§ Exercise details
Find the string "that" in the records. Copy every line it appears in.

§ Data section
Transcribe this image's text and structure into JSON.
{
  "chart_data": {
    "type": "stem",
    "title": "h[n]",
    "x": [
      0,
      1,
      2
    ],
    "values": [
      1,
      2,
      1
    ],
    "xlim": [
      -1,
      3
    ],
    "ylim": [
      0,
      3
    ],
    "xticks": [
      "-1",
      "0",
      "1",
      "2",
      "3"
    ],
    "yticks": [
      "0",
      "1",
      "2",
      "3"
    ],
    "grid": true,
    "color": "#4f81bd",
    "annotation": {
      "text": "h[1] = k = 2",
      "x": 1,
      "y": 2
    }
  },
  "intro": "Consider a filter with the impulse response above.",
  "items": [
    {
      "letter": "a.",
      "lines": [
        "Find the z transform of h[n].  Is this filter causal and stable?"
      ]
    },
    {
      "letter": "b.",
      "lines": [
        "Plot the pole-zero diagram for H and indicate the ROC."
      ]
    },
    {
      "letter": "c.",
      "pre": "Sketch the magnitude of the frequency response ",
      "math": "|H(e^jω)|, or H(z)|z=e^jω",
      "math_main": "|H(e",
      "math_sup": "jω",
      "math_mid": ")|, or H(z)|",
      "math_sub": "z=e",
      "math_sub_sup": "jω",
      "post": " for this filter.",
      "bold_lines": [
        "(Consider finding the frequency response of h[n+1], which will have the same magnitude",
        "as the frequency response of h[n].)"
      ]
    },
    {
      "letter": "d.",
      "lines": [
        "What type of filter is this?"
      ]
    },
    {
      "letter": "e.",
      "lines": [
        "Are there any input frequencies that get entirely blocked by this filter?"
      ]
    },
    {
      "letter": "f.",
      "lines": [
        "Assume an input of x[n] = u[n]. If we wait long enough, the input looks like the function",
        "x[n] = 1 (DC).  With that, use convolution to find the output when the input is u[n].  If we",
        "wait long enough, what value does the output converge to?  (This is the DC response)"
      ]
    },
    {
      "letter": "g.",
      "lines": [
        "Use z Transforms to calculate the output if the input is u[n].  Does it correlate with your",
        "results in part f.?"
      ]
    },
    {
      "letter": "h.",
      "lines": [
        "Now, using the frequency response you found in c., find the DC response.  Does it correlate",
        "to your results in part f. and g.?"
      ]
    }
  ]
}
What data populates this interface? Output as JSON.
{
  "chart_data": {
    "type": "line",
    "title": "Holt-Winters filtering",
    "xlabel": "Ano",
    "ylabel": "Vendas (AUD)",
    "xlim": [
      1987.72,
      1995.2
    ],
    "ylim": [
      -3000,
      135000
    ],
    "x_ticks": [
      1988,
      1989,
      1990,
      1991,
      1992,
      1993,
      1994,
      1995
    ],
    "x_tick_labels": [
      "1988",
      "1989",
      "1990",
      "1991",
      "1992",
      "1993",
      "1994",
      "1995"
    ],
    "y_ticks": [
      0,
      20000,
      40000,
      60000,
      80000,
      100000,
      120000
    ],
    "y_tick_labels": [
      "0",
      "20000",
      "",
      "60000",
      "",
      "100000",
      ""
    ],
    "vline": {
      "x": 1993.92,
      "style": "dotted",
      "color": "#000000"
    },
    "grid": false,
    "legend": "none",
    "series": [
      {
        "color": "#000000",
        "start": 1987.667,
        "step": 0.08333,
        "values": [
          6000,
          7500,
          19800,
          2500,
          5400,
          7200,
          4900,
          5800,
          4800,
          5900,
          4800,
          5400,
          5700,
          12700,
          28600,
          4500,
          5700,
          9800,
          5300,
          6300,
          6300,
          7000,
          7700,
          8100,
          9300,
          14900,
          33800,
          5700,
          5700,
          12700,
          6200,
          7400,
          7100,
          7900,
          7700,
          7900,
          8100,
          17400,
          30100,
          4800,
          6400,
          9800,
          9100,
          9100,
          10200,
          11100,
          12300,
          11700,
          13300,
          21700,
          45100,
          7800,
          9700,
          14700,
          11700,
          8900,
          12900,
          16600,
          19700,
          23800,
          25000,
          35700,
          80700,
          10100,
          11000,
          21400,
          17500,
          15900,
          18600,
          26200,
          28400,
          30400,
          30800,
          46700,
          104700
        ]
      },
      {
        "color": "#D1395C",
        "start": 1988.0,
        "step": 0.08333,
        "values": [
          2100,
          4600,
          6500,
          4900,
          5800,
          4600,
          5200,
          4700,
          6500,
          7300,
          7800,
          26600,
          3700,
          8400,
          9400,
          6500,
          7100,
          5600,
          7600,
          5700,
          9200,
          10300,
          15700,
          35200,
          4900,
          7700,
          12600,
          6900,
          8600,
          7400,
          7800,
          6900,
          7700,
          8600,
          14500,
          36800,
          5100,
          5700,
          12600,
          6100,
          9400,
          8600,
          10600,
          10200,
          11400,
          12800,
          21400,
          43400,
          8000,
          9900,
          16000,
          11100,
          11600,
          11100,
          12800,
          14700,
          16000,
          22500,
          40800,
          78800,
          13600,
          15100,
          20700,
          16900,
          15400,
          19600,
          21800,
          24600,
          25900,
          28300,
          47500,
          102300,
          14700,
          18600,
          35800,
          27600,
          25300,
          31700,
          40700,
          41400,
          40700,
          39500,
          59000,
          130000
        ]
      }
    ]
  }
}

§ Written reply
        "Are there any input frequencies that get entirely blocked by this filter?"
        "x[n] = 1 (DC).  With that, use convolution to find the output when the input is u[n].  If we",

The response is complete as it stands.